— Start GIVEN DATA —
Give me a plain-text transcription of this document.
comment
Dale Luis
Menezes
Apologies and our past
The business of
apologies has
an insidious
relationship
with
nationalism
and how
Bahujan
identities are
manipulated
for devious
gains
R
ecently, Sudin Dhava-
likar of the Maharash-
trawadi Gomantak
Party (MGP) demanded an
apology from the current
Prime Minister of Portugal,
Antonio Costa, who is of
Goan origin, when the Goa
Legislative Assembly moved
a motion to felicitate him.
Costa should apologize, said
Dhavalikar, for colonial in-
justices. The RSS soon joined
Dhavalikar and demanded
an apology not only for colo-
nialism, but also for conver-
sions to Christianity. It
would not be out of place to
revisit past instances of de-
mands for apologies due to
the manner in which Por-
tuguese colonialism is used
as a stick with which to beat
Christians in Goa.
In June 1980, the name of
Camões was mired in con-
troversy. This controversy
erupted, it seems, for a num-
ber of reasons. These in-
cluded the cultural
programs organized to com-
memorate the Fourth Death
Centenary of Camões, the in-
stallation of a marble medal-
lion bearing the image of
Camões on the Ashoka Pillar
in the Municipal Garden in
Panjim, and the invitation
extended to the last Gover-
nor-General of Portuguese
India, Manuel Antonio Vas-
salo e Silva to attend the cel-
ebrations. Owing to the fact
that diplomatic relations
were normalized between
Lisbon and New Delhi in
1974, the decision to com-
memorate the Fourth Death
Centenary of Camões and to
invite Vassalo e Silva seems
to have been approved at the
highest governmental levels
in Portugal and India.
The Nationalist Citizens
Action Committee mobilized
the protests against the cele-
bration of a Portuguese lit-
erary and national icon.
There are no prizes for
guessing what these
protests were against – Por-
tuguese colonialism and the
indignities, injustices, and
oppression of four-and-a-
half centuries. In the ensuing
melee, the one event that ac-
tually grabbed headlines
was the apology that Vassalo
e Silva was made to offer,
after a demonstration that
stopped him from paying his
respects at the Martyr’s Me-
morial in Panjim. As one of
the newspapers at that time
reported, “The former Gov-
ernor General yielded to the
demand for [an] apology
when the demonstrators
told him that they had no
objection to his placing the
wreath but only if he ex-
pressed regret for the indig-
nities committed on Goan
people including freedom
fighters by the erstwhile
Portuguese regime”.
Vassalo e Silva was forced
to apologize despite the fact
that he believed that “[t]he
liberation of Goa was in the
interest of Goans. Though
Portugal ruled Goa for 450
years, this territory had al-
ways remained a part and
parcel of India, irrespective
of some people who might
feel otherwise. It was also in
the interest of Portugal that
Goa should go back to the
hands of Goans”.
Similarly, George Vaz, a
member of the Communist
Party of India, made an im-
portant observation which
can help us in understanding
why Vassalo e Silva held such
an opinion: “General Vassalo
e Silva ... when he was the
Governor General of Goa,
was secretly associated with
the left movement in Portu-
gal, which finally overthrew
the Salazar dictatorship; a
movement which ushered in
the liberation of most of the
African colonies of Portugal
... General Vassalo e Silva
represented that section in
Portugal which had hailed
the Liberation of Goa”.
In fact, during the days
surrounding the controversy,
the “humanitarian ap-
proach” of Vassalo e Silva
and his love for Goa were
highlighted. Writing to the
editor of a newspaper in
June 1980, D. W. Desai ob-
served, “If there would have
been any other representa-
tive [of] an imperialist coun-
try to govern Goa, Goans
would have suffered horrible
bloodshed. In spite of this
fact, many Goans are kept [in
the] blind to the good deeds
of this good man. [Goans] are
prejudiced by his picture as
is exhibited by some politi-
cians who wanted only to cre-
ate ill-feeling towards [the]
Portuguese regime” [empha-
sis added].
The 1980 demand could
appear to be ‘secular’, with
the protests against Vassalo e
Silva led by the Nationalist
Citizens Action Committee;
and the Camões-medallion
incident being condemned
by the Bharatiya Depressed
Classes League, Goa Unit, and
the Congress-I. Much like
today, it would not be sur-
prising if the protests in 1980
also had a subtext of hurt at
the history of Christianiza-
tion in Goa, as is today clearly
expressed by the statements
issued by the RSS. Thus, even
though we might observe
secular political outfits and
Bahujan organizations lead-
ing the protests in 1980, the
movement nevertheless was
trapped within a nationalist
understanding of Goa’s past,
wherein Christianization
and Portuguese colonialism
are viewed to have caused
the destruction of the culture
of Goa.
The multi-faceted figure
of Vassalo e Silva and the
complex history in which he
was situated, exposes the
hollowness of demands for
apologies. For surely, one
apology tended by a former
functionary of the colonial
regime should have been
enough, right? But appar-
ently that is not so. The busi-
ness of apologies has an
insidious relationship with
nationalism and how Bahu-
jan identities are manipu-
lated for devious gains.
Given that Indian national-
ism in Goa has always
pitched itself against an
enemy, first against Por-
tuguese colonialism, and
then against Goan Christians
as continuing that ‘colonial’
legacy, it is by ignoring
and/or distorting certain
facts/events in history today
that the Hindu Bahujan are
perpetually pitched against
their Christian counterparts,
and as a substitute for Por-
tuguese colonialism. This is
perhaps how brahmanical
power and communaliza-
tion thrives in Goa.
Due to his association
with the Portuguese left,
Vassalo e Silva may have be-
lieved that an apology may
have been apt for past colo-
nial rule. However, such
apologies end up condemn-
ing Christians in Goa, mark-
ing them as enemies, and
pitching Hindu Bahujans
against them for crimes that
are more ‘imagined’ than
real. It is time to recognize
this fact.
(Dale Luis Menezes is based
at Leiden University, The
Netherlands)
— End GIVEN DATA —
— Start GIVEN DATA —
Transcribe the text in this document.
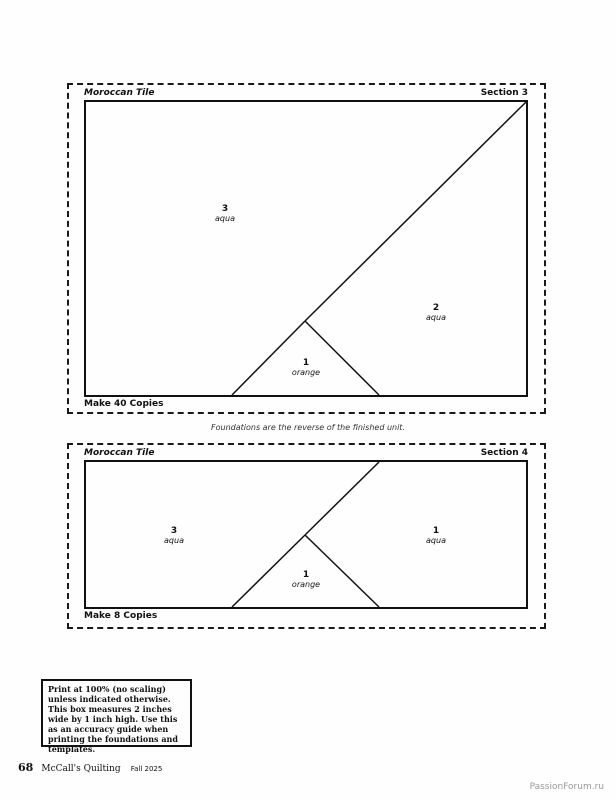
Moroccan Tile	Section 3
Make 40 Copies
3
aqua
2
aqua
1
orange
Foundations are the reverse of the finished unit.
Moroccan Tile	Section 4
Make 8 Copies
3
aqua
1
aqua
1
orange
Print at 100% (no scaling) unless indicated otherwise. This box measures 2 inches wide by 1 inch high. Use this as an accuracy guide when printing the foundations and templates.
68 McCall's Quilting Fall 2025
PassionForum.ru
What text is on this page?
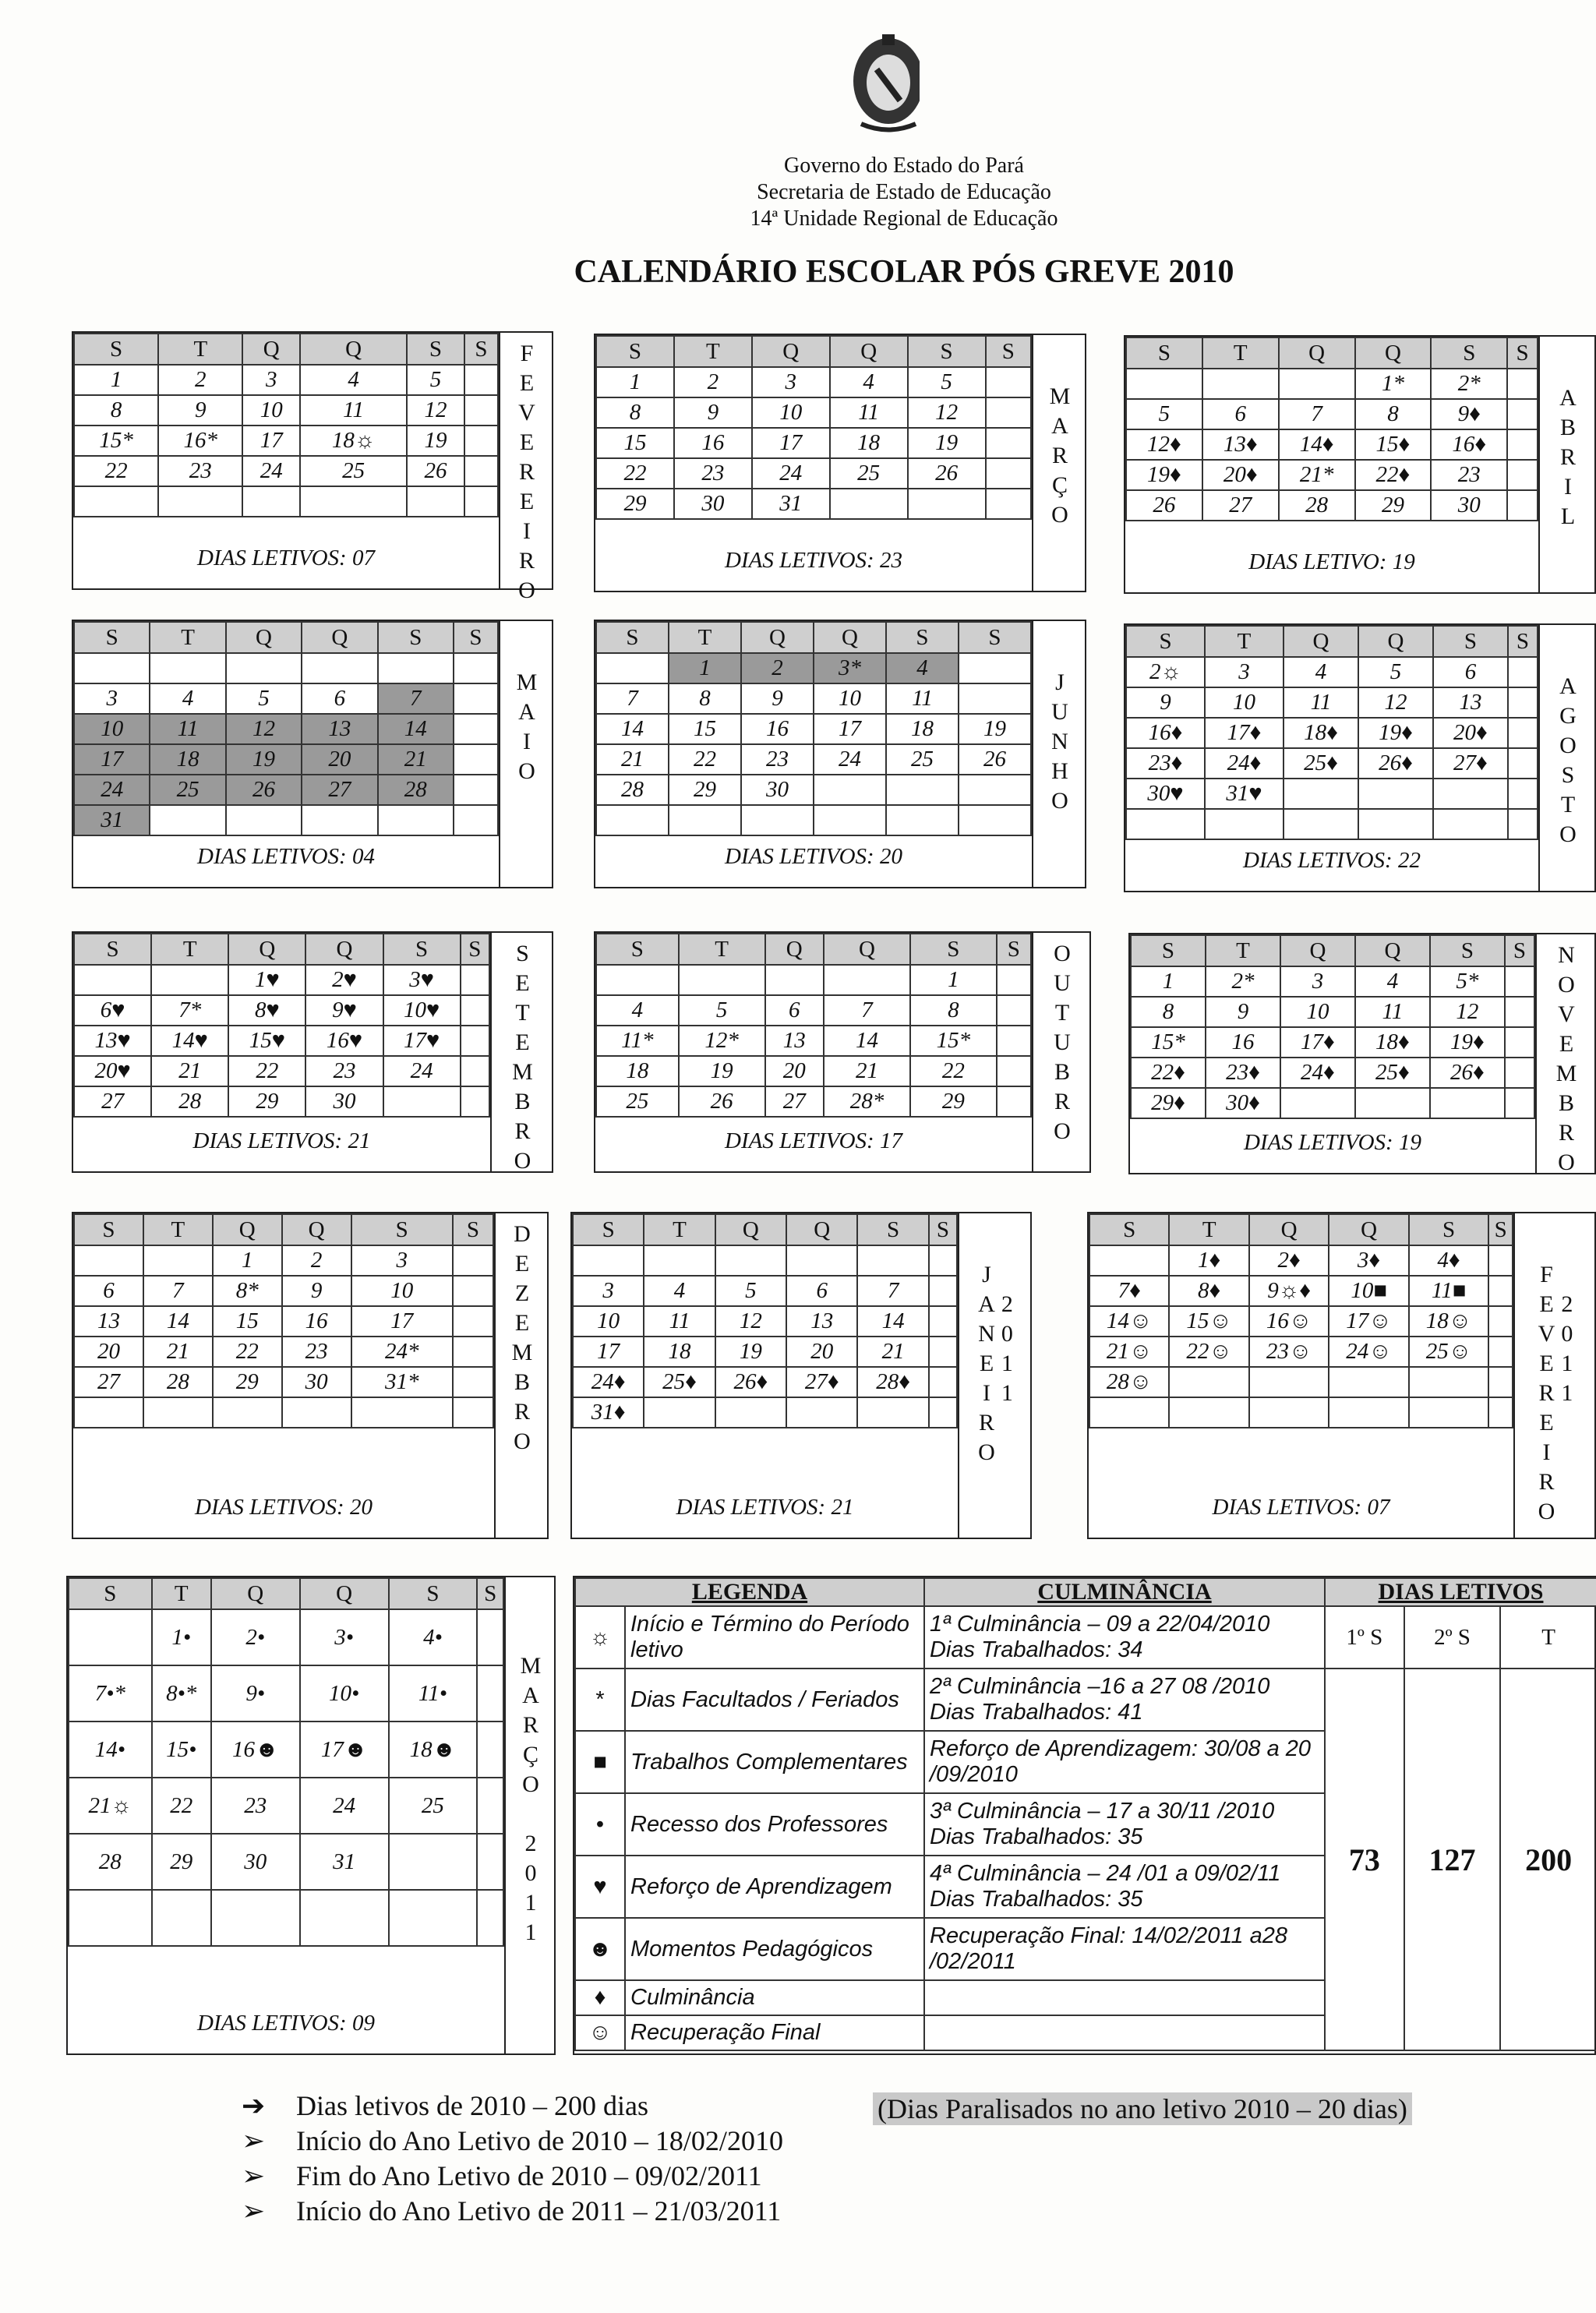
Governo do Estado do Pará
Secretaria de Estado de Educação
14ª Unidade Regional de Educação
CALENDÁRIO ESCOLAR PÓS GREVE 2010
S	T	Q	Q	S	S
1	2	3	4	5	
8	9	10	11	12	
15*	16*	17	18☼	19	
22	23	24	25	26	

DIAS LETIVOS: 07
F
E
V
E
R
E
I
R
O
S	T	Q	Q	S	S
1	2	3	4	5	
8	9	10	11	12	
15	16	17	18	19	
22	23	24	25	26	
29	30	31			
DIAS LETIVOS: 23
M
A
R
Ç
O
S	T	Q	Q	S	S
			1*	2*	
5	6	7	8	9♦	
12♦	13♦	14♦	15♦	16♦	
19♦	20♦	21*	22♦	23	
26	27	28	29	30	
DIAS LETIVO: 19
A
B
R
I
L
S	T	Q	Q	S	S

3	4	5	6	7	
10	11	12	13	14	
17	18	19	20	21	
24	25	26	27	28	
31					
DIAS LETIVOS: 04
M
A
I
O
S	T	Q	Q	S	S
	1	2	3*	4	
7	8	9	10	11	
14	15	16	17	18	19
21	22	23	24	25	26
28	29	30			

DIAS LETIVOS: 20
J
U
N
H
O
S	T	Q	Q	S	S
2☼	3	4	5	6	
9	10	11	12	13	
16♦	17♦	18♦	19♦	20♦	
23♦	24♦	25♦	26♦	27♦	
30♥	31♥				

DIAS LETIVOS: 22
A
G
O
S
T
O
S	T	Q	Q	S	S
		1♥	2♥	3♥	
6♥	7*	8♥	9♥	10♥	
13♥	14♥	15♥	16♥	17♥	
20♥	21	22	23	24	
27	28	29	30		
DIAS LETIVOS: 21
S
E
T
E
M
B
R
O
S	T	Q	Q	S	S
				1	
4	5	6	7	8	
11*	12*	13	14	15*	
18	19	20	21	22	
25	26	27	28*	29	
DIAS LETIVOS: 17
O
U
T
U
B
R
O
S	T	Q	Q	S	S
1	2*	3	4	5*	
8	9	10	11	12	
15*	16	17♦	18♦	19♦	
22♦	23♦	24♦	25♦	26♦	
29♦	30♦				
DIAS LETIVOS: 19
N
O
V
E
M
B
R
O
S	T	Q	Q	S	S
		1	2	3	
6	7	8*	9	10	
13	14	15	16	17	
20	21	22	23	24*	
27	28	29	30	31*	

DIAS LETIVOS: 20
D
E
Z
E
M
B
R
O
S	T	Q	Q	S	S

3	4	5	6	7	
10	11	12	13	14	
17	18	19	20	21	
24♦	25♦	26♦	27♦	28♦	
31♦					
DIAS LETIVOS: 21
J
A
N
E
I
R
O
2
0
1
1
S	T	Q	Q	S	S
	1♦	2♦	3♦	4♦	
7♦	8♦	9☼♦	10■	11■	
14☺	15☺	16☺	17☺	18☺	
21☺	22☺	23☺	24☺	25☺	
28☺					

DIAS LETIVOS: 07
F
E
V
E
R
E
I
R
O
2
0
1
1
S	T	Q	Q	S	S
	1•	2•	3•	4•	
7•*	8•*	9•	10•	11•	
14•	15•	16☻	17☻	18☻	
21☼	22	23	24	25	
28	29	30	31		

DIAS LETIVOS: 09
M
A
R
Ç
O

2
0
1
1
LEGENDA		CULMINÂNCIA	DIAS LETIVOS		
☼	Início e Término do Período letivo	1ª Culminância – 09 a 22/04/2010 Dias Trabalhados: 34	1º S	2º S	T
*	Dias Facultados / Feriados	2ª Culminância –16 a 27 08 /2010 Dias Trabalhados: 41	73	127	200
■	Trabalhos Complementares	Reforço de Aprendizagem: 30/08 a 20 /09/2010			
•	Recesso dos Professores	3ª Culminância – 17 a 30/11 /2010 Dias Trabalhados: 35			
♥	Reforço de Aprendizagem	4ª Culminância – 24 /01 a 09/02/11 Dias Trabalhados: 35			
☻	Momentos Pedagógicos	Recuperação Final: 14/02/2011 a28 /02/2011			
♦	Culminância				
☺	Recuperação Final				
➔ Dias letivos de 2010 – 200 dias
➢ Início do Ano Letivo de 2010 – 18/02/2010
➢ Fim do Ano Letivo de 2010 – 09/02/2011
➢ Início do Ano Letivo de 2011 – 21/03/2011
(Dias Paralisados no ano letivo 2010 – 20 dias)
— End GIVEN DATA —
— Start GIVEN DATA —
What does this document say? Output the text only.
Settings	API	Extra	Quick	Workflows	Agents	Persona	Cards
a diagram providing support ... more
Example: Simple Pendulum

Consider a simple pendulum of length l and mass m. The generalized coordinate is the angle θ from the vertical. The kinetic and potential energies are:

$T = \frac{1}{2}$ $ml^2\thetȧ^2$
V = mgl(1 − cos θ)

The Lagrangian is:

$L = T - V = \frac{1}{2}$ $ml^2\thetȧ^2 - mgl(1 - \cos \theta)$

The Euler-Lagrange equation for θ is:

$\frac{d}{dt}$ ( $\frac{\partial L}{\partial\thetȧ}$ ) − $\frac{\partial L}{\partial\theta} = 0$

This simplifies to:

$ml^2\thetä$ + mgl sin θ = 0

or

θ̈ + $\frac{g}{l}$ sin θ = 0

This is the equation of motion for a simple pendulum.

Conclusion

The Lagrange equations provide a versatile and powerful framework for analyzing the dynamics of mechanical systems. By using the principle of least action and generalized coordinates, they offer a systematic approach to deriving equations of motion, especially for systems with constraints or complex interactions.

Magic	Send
— End GIVEN DATA —
» **TASK TO COMPLETE**: Scan the records above and report how many lines include the word "Educação", without any other text.

» **TASK RESPONSE**: 2